== Requirements ==
Search the data for the word "corto". Reproduce every line where it is found.

== Data shown ==
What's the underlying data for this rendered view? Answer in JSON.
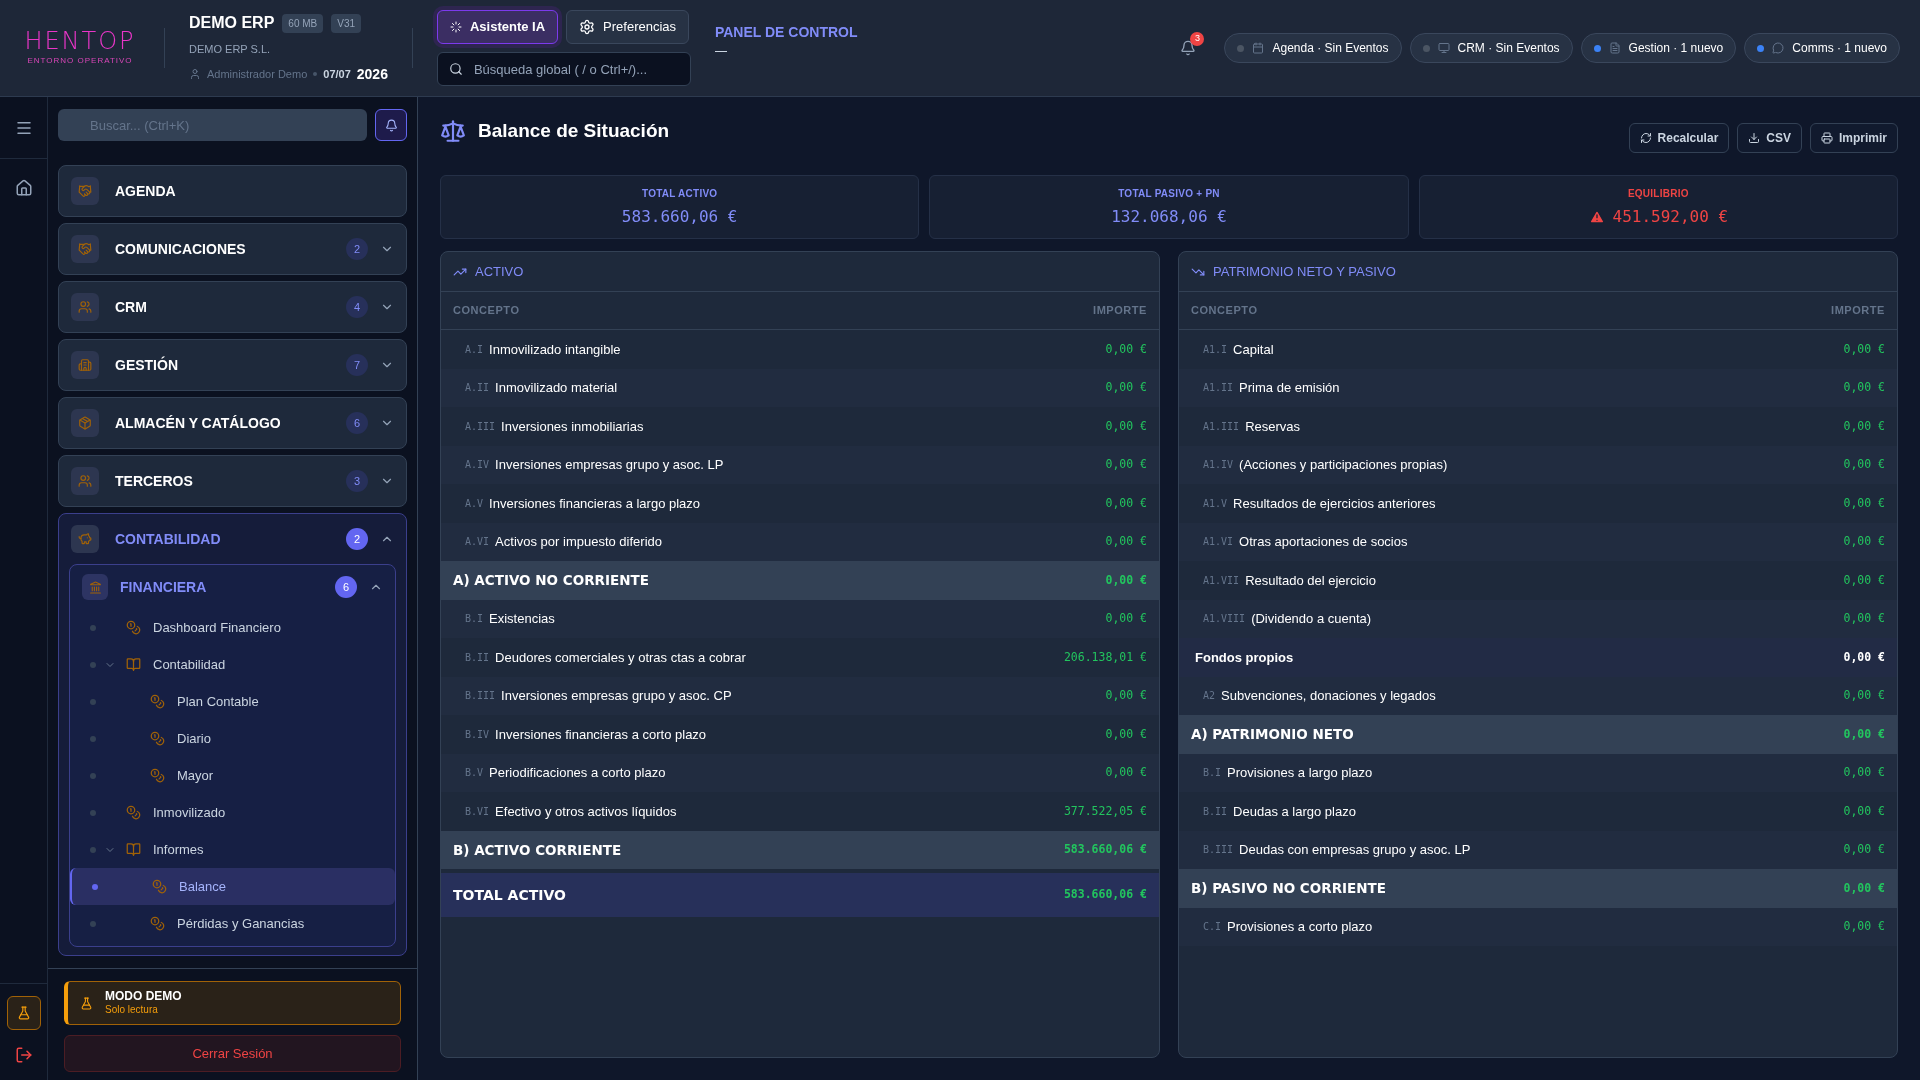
{
  "header": {
    "logo": {
      "name": "HENTOP",
      "tagline": "ENTORNO OPERATIVO"
    },
    "company": {
      "title": "DEMO ERP",
      "badges": [
        "60 MB",
        "V31"
      ],
      "legal_name": "DEMO ERP S.L.",
      "user": "Administrador Demo",
      "date": "07/07",
      "year": "2026"
    },
    "actions": [
      {
        "label": "Asistente IA",
        "selected": true
      },
      {
        "label": "Preferencias",
        "selected": false
      }
    ],
    "search": {
      "placeholder": "Búsqueda global ( / o Ctrl+/)..."
    },
    "section_title": "PANEL DE CONTROL",
    "notifications": {
      "count": "3"
    },
    "status_pills": [
      {
        "label": "Agenda · Sin Eventos",
        "color": "#4b5563"
      },
      {
        "label": "CRM · Sin Eventos",
        "color": "#4b5563"
      },
      {
        "label": "Gestion · 1 nuevo",
        "color": "#3b82f6"
      },
      {
        "label": "Comms · 1 nuevo",
        "color": "#3b82f6"
      }
    ]
  },
  "sidebar": {
    "search": {
      "placeholder": "Buscar... (Ctrl+K)"
    },
    "modules": [
      {
        "label": "AGENDA"
      },
      {
        "label": "COMUNICACIONES",
        "badge": "2",
        "expanded": false
      },
      {
        "label": "CRM",
        "badge": "4",
        "expanded": false
      },
      {
        "label": "GESTIÓN",
        "badge": "7",
        "expanded": false
      },
      {
        "label": "ALMACÉN Y CATÁLOGO",
        "badge": "6",
        "expanded": false
      },
      {
        "label": "TERCEROS",
        "badge": "3",
        "expanded": false
      },
      {
        "label": "CONTABILIDAD",
        "badge": "2",
        "expanded": true,
        "children": [
          {
            "label": "FINANCIERA",
            "badge": "6",
            "expanded": true,
            "children": [
              {
                "label": "Dashboard Financiero",
                "selected": false
              },
              {
                "label": "Contabilidad",
                "selected": false,
                "expanded": true,
                "children": [
                  {
                    "label": "Plan Contable",
                    "selected": false
                  },
                  {
                    "label": "Diario",
                    "selected": false
                  },
                  {
                    "label": "Mayor",
                    "selected": false
                  }
                ]
              },
              {
                "label": "Inmovilizado",
                "selected": false
              },
              {
                "label": "Informes",
                "selected": false,
                "expanded": true,
                "children": [
                  {
                    "label": "Balance",
                    "selected": true
                  },
                  {
                    "label": "Pérdidas y Ganancias",
                    "selected": false
                  }
                ]
              }
            ]
          }
        ]
      }
    ],
    "demo_notice": {
      "title": "MODO DEMO",
      "subtitle": "Solo lectura"
    },
    "logout": "Cerrar Sesión"
  },
  "page": {
    "title": "Balance de Situación",
    "actions": [
      "Recalcular",
      "CSV",
      "Imprimir"
    ],
    "summary": [
      {
        "label": "TOTAL ACTIVO",
        "value": "583.660,06 €",
        "color": "#818cf8",
        "warning": false
      },
      {
        "label": "TOTAL PASIVO + PN",
        "value": "132.068,06 €",
        "color": "#818cf8",
        "warning": false
      },
      {
        "label": "EQUILIBRIO",
        "value": "451.592,00 €",
        "color": "#ef4444",
        "warning": true
      }
    ],
    "panels": [
      {
        "title": "ACTIVO",
        "kind": "rising",
        "columns": [
          "CONCEPTO",
          "IMPORTE"
        ],
        "rows": [
          {
            "kind": "item",
            "code": "A.I",
            "concept": "Inmovilizado intangible",
            "amount": "0,00 €"
          },
          {
            "kind": "item",
            "code": "A.II",
            "concept": "Inmovilizado material",
            "amount": "0,00 €"
          },
          {
            "kind": "item",
            "code": "A.III",
            "concept": "Inversiones inmobiliarias",
            "amount": "0,00 €"
          },
          {
            "kind": "item",
            "code": "A.IV",
            "concept": "Inversiones empresas grupo y asoc. LP",
            "amount": "0,00 €"
          },
          {
            "kind": "item",
            "code": "A.V",
            "concept": "Inversiones financieras a largo plazo",
            "amount": "0,00 €"
          },
          {
            "kind": "item",
            "code": "A.VI",
            "concept": "Activos por impuesto diferido",
            "amount": "0,00 €"
          },
          {
            "kind": "section",
            "concept": "A) ACTIVO NO CORRIENTE",
            "amount": "0,00 €"
          },
          {
            "kind": "item",
            "code": "B.I",
            "concept": "Existencias",
            "amount": "0,00 €"
          },
          {
            "kind": "item",
            "code": "B.II",
            "concept": "Deudores comerciales y otras ctas a cobrar",
            "amount": "206.138,01 €"
          },
          {
            "kind": "item",
            "code": "B.III",
            "concept": "Inversiones empresas grupo y asoc. CP",
            "amount": "0,00 €"
          },
          {
            "kind": "item",
            "code": "B.IV",
            "concept": "Inversiones financieras a corto plazo",
            "amount": "0,00 €"
          },
          {
            "kind": "item",
            "code": "B.V",
            "concept": "Periodificaciones a corto plazo",
            "amount": "0,00 €"
          },
          {
            "kind": "item",
            "code": "B.VI",
            "concept": "Efectivo y otros activos líquidos",
            "amount": "377.522,05 €"
          },
          {
            "kind": "section",
            "concept": "B) ACTIVO CORRIENTE",
            "amount": "583.660,06 €"
          },
          {
            "kind": "total",
            "concept": "TOTAL ACTIVO",
            "amount": "583.660,06 €"
          }
        ]
      },
      {
        "title": "PATRIMONIO NETO Y PASIVO",
        "kind": "falling",
        "columns": [
          "CONCEPTO",
          "IMPORTE"
        ],
        "rows": [
          {
            "kind": "item",
            "code": "A1.I",
            "concept": "Capital",
            "amount": "0,00 €"
          },
          {
            "kind": "item",
            "code": "A1.II",
            "concept": "Prima de emisión",
            "amount": "0,00 €"
          },
          {
            "kind": "item",
            "code": "A1.III",
            "concept": "Reservas",
            "amount": "0,00 €"
          },
          {
            "kind": "item",
            "code": "A1.IV",
            "concept": "(Acciones y participaciones propias)",
            "amount": "0,00 €"
          },
          {
            "kind": "item",
            "code": "A1.V",
            "concept": "Resultados de ejercicios anteriores",
            "amount": "0,00 €"
          },
          {
            "kind": "item",
            "code": "A1.VI",
            "concept": "Otras aportaciones de socios",
            "amount": "0,00 €"
          },
          {
            "kind": "item",
            "code": "A1.VII",
            "concept": "Resultado del ejercicio",
            "amount": "0,00 €"
          },
          {
            "kind": "item",
            "code": "A1.VIII",
            "concept": "(Dividendo a cuenta)",
            "amount": "0,00 €"
          },
          {
            "kind": "subtotal",
            "concept": "Fondos propios",
            "amount": "0,00 €"
          },
          {
            "kind": "item",
            "code": "A2",
            "concept": "Subvenciones, donaciones y legados",
            "amount": "0,00 €"
          },
          {
            "kind": "section",
            "concept": "A) PATRIMONIO NETO",
            "amount": "0,00 €"
          },
          {
            "kind": "item",
            "code": "B.I",
            "concept": "Provisiones a largo plazo",
            "amount": "0,00 €"
          },
          {
            "kind": "item",
            "code": "B.II",
            "concept": "Deudas a largo plazo",
            "amount": "0,00 €"
          },
          {
            "kind": "item",
            "code": "B.III",
            "concept": "Deudas con empresas grupo y asoc. LP",
            "amount": "0,00 €"
          },
          {
            "kind": "section",
            "concept": "B) PASIVO NO CORRIENTE",
            "amount": "0,00 €"
          },
          {
            "kind": "item",
            "code": "C.I",
            "concept": "Provisiones a corto plazo",
            "amount": "0,00 €"
          }
        ]
      }
    ]
  }
}
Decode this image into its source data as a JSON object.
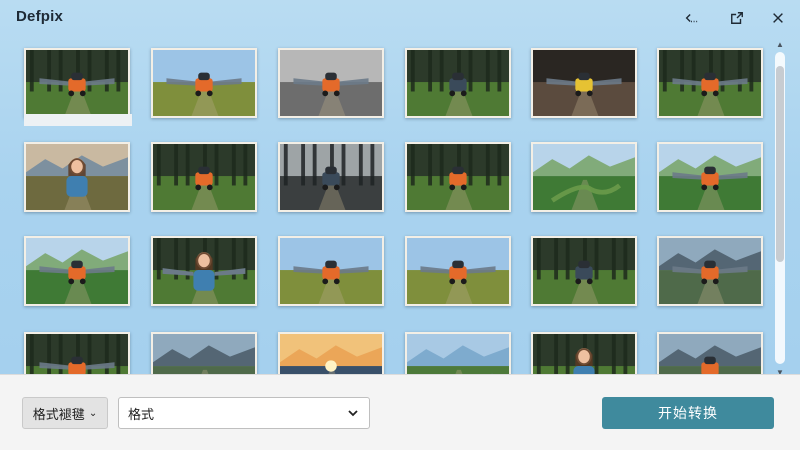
{
  "app": {
    "title": "Defpix"
  },
  "window_controls": {
    "back_icon": "back-arrow-icon",
    "export_icon": "export-icon",
    "close_icon": "close-icon"
  },
  "gallery": {
    "thumbnails": [
      {
        "subject": "flying-car-forest"
      },
      {
        "subject": "flying-car-meadow"
      },
      {
        "subject": "flying-car-city-street"
      },
      {
        "subject": "robot-forest-path"
      },
      {
        "subject": "flying-car-bokeh"
      },
      {
        "subject": "flying-car-forest-clearing"
      },
      {
        "subject": "girl-by-river"
      },
      {
        "subject": "robot-car-forest-path"
      },
      {
        "subject": "robot-foggy-forest"
      },
      {
        "subject": "girl-holding-toy-car"
      },
      {
        "subject": "river-valley-landscape"
      },
      {
        "subject": "winged-car-valley"
      },
      {
        "subject": "winged-car-hills"
      },
      {
        "subject": "girl-with-wings-forest"
      },
      {
        "subject": "winged-car-dirt-road"
      },
      {
        "subject": "winged-car-field"
      },
      {
        "subject": "girl-on-robot-forest"
      },
      {
        "subject": "winged-car-mountains"
      },
      {
        "subject": "flying-car-forest-road"
      },
      {
        "subject": "mountain-river-landscape"
      },
      {
        "subject": "sunset-river-landscape"
      },
      {
        "subject": "lake-valley-landscape"
      },
      {
        "subject": "girl-portrait-forest"
      },
      {
        "subject": "car-mountain-valley"
      }
    ]
  },
  "toolbar": {
    "format_group_label": "格式褪毽",
    "format_select_value": "格式",
    "start_button_label": "开始转换"
  },
  "colors": {
    "background": "#a9d3ef",
    "toolbar_bg": "#f4f4f4",
    "accent_button": "#3f8a9d",
    "thumb_border": "#f3efe6"
  }
}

== Answer to this problem ==
            "concept": "Inversiones financieras a corto plazo",
            "concept": "Periodificaciones a corto plazo",
            "concept": "Provisiones a corto plazo",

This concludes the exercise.